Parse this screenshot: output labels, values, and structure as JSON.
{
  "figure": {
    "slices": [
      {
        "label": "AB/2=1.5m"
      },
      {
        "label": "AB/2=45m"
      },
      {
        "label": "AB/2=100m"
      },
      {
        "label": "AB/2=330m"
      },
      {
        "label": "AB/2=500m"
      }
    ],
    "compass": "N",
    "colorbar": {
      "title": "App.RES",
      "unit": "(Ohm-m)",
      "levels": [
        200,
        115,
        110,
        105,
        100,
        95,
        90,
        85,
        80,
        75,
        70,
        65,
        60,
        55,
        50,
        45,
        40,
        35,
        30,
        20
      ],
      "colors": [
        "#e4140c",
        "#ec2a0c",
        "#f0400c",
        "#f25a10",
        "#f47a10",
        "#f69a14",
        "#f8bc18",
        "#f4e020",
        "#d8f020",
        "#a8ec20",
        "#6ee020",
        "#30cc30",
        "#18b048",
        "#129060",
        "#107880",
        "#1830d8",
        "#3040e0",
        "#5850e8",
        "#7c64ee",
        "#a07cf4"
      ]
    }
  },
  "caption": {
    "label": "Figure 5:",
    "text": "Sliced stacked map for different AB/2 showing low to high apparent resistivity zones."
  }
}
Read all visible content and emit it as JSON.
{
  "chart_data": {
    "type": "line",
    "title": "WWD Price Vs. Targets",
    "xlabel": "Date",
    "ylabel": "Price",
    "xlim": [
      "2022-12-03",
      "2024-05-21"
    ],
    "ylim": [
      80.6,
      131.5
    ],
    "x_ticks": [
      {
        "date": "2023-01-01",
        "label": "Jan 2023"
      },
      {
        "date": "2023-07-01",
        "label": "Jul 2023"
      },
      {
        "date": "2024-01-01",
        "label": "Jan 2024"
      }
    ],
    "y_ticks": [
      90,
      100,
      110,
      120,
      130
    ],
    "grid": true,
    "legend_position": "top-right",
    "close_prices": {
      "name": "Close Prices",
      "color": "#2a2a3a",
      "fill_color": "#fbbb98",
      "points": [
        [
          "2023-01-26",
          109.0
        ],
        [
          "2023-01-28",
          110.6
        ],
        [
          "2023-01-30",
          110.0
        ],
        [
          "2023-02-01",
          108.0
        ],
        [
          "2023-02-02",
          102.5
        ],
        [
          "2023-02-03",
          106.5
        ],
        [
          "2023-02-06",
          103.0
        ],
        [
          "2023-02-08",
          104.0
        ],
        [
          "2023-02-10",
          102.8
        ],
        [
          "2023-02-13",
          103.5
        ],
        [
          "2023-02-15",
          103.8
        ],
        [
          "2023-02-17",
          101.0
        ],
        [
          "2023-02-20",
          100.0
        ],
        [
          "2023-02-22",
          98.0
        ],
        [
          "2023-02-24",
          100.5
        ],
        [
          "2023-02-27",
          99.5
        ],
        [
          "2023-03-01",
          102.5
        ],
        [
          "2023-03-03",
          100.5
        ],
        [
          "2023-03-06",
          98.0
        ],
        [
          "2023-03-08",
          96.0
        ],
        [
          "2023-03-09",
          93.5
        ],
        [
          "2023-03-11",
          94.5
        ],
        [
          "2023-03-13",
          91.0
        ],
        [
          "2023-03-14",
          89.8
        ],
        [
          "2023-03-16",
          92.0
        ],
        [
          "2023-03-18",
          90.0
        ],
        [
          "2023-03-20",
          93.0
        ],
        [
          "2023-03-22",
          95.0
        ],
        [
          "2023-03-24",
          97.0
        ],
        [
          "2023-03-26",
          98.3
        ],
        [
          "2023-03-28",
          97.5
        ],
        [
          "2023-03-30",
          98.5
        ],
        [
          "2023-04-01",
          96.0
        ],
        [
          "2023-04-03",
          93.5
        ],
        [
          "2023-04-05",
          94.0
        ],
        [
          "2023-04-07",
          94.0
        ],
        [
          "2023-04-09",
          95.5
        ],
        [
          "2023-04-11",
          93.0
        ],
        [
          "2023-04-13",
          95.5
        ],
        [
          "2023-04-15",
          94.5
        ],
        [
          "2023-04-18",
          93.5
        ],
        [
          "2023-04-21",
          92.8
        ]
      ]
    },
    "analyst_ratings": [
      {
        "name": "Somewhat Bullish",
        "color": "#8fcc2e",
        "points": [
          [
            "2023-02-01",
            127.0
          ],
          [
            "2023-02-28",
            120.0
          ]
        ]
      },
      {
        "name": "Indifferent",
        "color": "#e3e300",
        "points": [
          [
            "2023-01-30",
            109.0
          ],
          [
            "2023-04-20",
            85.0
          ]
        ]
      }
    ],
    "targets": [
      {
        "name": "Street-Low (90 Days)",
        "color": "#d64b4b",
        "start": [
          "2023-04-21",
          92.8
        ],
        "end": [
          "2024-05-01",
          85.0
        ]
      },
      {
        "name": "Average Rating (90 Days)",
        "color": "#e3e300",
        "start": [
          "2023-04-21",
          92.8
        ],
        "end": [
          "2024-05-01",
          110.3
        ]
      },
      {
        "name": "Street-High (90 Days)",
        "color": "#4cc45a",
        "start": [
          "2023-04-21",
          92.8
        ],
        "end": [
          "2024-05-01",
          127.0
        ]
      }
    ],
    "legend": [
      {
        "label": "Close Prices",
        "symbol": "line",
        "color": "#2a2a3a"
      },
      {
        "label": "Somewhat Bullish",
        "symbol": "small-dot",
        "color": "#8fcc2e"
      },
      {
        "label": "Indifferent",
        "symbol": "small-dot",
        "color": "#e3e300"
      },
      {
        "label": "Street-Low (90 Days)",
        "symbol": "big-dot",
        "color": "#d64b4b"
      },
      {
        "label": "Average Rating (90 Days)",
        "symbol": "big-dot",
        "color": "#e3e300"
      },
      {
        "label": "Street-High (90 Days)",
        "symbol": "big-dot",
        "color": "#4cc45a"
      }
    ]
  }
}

————————

• TO DO
Your task is to transcribe the listing above in full, exactly as given.

• WRITTEN SOLUTION
Parse this screenshot: output labels, values, and structure as JSON.
{
  "figure": {
    "slices": [
      {
        "label": "AB/2=1.5m"
      },
      {
        "label": "AB/2=45m"
      },
      {
        "label": "AB/2=100m"
      },
      {
        "label": "AB/2=330m"
      },
      {
        "label": "AB/2=500m"
      }
    ],
    "compass": "N",
    "colorbar": {
      "title": "App.RES",
      "unit": "(Ohm-m)",
      "levels": [
        200,
        115,
        110,
        105,
        100,
        95,
        90,
        85,
        80,
        75,
        70,
        65,
        60,
        55,
        50,
        45,
        40,
        35,
        30,
        20
      ],
      "colors": [
        "#e4140c",
        "#ec2a0c",
        "#f0400c",
        "#f25a10",
        "#f47a10",
        "#f69a14",
        "#f8bc18",
        "#f4e020",
        "#d8f020",
        "#a8ec20",
        "#6ee020",
        "#30cc30",
        "#18b048",
        "#129060",
        "#107880",
        "#1830d8",
        "#3040e0",
        "#5850e8",
        "#7c64ee",
        "#a07cf4"
      ]
    }
  },
  "caption": {
    "label": "Figure 5:",
    "text": "Sliced stacked map for different AB/2 showing low to high apparent resistivity zones."
  }
}
Read all visible content and emit it as JSON.
{
  "chart_data": {
    "type": "line",
    "title": "WWD Price Vs. Targets",
    "xlabel": "Date",
    "ylabel": "Price",
    "xlim": [
      "2022-12-03",
      "2024-05-21"
    ],
    "ylim": [
      80.6,
      131.5
    ],
    "x_ticks": [
      {
        "date": "2023-01-01",
        "label": "Jan 2023"
      },
      {
        "date": "2023-07-01",
        "label": "Jul 2023"
      },
      {
        "date": "2024-01-01",
        "label": "Jan 2024"
      }
    ],
    "y_ticks": [
      90,
      100,
      110,
      120,
      130
    ],
    "grid": true,
    "legend_position": "top-right",
    "close_prices": {
      "name": "Close Prices",
      "color": "#2a2a3a",
      "fill_color": "#fbbb98",
      "points": [
        [
          "2023-01-26",
          109.0
        ],
        [
          "2023-01-28",
          110.6
        ],
        [
          "2023-01-30",
          110.0
        ],
        [
          "2023-02-01",
          108.0
        ],
        [
          "2023-02-02",
          102.5
        ],
        [
          "2023-02-03",
          106.5
        ],
        [
          "2023-02-06",
          103.0
        ],
        [
          "2023-02-08",
          104.0
        ],
        [
          "2023-02-10",
          102.8
        ],
        [
          "2023-02-13",
          103.5
        ],
        [
          "2023-02-15",
          103.8
        ],
        [
          "2023-02-17",
          101.0
        ],
        [
          "2023-02-20",
          100.0
        ],
        [
          "2023-02-22",
          98.0
        ],
        [
          "2023-02-24",
          100.5
        ],
        [
          "2023-02-27",
          99.5
        ],
        [
          "2023-03-01",
          102.5
        ],
        [
          "2023-03-03",
          100.5
        ],
        [
          "2023-03-06",
          98.0
        ],
        [
          "2023-03-08",
          96.0
        ],
        [
          "2023-03-09",
          93.5
        ],
        [
          "2023-03-11",
          94.5
        ],
        [
          "2023-03-13",
          91.0
        ],
        [
          "2023-03-14",
          89.8
        ],
        [
          "2023-03-16",
          92.0
        ],
        [
          "2023-03-18",
          90.0
        ],
        [
          "2023-03-20",
          93.0
        ],
        [
          "2023-03-22",
          95.0
        ],
        [
          "2023-03-24",
          97.0
        ],
        [
          "2023-03-26",
          98.3
        ],
        [
          "2023-03-28",
          97.5
        ],
        [
          "2023-03-30",
          98.5
        ],
        [
          "2023-04-01",
          96.0
        ],
        [
          "2023-04-03",
          93.5
        ],
        [
          "2023-04-05",
          94.0
        ],
        [
          "2023-04-07",
          94.0
        ],
        [
          "2023-04-09",
          95.5
        ],
        [
          "2023-04-11",
          93.0
        ],
        [
          "2023-04-13",
          95.5
        ],
        [
          "2023-04-15",
          94.5
        ],
        [
          "2023-04-18",
          93.5
        ],
        [
          "2023-04-21",
          92.8
        ]
      ]
    },
    "analyst_ratings": [
      {
        "name": "Somewhat Bullish",
        "color": "#8fcc2e",
        "points": [
          [
            "2023-02-01",
            127.0
          ],
          [
            "2023-02-28",
            120.0
          ]
        ]
      },
      {
        "name": "Indifferent",
        "color": "#e3e300",
        "points": [
          [
            "2023-01-30",
            109.0
          ],
          [
            "2023-04-20",
            85.0
          ]
        ]
      }
    ],
    "targets": [
      {
        "name": "Street-Low (90 Days)",
        "color": "#d64b4b",
        "start": [
          "2023-04-21",
          92.8
        ],
        "end": [
          "2024-05-01",
          85.0
        ]
      },
      {
        "name": "Average Rating (90 Days)",
        "color": "#e3e300",
        "start": [
          "2023-04-21",
          92.8
        ],
        "end": [
          "2024-05-01",
          110.3
        ]
      },
      {
        "name": "Street-High (90 Days)",
        "color": "#4cc45a",
        "start": [
          "2023-04-21",
          92.8
        ],
        "end": [
          "2024-05-01",
          127.0
        ]
      }
    ],
    "legend": [
      {
        "label": "Close Prices",
        "symbol": "line",
        "color": "#2a2a3a"
      },
      {
        "label": "Somewhat Bullish",
        "symbol": "small-dot",
        "color": "#8fcc2e"
      },
      {
        "label": "Indifferent",
        "symbol": "small-dot",
        "color": "#e3e300"
      },
      {
        "label": "Street-Low (90 Days)",
        "symbol": "big-dot",
        "color": "#d64b4b"
      },
      {
        "label": "Average Rating (90 Days)",
        "symbol": "big-dot",
        "color": "#e3e300"
      },
      {
        "label": "Street-High (90 Days)",
        "symbol": "big-dot",
        "color": "#4cc45a"
      }
    ]
  }
}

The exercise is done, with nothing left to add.